DATA SUPPLIED
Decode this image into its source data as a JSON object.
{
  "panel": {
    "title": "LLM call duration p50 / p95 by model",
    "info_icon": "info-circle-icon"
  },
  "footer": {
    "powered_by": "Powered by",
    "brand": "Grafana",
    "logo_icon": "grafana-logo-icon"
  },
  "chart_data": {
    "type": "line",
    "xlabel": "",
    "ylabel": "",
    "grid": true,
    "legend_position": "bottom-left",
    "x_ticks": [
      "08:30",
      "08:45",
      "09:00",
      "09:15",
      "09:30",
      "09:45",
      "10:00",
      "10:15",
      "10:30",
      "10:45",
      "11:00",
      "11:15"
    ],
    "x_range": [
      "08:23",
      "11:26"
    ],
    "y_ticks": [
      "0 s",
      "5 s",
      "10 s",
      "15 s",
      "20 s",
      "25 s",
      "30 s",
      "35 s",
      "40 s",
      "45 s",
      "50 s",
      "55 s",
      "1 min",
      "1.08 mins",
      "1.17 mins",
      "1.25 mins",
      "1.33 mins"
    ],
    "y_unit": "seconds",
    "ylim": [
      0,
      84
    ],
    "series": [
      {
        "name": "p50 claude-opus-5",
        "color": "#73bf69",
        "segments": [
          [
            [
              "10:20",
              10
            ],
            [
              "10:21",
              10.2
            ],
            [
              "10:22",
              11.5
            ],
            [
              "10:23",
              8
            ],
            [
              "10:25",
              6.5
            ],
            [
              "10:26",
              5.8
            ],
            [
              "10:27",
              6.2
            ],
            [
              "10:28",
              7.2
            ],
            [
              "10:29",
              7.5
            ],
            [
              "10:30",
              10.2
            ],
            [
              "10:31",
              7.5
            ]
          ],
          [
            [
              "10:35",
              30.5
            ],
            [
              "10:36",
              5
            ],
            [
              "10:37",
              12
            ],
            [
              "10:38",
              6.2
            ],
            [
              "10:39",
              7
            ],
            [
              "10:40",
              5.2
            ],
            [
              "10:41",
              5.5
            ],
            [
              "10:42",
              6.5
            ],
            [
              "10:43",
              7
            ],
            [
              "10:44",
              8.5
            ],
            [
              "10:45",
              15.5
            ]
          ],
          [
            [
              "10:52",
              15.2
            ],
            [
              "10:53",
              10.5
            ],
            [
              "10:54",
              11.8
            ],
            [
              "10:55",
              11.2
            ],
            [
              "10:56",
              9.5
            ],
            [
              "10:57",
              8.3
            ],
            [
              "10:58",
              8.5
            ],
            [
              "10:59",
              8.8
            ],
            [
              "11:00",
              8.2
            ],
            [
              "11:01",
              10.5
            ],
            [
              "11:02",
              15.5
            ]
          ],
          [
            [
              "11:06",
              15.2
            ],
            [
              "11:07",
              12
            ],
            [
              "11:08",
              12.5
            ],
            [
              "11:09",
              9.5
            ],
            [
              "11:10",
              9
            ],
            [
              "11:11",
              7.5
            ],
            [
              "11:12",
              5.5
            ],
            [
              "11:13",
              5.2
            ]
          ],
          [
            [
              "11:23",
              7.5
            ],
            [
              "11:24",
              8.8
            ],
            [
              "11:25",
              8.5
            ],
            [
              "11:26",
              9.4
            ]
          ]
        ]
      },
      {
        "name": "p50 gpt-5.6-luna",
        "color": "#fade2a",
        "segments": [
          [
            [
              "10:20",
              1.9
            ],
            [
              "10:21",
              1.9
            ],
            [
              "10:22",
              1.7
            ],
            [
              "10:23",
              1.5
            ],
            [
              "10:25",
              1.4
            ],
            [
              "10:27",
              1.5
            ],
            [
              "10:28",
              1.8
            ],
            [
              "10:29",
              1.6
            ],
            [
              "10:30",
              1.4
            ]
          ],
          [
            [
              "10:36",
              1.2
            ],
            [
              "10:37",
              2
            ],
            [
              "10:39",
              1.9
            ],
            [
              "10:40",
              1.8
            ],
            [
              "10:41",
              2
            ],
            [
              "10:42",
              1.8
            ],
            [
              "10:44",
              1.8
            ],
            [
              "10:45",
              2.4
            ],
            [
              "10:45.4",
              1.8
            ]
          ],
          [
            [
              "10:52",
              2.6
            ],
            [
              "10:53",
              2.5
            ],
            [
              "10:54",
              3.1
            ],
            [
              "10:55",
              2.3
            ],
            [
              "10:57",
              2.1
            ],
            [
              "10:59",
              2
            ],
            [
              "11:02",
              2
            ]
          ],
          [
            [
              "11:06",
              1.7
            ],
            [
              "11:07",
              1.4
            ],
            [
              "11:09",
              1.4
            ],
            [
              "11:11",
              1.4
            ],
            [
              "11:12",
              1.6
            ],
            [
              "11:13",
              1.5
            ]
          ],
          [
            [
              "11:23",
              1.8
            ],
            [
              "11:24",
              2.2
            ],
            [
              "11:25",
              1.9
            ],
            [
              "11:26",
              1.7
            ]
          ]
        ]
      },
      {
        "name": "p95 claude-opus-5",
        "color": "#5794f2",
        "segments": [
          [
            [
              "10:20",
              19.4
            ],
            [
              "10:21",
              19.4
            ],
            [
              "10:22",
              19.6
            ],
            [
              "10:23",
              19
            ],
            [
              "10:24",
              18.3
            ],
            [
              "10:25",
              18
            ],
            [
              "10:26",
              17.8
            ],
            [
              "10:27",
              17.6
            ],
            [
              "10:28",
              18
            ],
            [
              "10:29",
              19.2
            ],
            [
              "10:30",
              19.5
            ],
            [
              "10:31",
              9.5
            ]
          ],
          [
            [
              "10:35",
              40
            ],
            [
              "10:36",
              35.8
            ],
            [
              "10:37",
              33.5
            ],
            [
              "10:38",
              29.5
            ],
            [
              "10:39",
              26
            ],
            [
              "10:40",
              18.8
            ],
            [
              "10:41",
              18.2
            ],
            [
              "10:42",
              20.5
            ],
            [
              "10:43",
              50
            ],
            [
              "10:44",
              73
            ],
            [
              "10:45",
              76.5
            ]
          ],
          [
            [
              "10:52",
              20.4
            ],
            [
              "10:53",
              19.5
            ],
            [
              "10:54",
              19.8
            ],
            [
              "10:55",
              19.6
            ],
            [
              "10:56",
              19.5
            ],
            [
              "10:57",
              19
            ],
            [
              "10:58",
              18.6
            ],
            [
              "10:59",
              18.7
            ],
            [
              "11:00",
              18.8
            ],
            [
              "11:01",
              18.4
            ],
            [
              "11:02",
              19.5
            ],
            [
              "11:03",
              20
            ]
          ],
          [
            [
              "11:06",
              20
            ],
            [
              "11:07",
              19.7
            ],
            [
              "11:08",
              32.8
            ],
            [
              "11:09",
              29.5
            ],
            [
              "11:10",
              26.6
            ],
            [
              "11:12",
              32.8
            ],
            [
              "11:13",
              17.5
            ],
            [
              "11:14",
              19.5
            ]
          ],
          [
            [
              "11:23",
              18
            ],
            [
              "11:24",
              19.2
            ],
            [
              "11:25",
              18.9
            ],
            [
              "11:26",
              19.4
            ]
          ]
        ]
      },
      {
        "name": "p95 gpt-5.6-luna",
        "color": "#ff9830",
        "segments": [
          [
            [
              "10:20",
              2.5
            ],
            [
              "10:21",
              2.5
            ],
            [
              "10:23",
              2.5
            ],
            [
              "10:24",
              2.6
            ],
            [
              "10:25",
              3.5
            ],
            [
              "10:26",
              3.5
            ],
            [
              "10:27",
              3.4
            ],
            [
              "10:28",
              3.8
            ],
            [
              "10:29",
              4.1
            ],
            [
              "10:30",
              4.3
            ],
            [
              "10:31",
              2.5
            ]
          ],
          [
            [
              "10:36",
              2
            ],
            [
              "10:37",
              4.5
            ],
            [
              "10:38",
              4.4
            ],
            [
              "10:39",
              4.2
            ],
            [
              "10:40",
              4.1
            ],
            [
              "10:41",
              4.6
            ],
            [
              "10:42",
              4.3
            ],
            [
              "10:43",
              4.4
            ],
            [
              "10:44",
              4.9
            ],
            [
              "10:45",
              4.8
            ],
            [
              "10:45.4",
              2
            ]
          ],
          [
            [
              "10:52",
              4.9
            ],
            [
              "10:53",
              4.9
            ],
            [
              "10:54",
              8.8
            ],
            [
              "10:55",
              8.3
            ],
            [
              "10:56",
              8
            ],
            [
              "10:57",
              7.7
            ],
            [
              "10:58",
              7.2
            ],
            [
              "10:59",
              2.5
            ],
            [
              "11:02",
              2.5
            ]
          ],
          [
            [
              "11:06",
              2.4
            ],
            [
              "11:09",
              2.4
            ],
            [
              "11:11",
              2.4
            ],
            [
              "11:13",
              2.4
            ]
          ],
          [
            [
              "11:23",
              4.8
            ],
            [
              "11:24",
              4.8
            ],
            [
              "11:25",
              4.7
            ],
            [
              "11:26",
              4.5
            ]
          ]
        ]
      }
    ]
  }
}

WHAT THE EXERCISE ASKS
Search the data for "opus". Copy every matching line.

RESPONSE FOR THIS EXERCISE
        "name": "p50 claude-opus-5",
        "name": "p95 claude-opus-5",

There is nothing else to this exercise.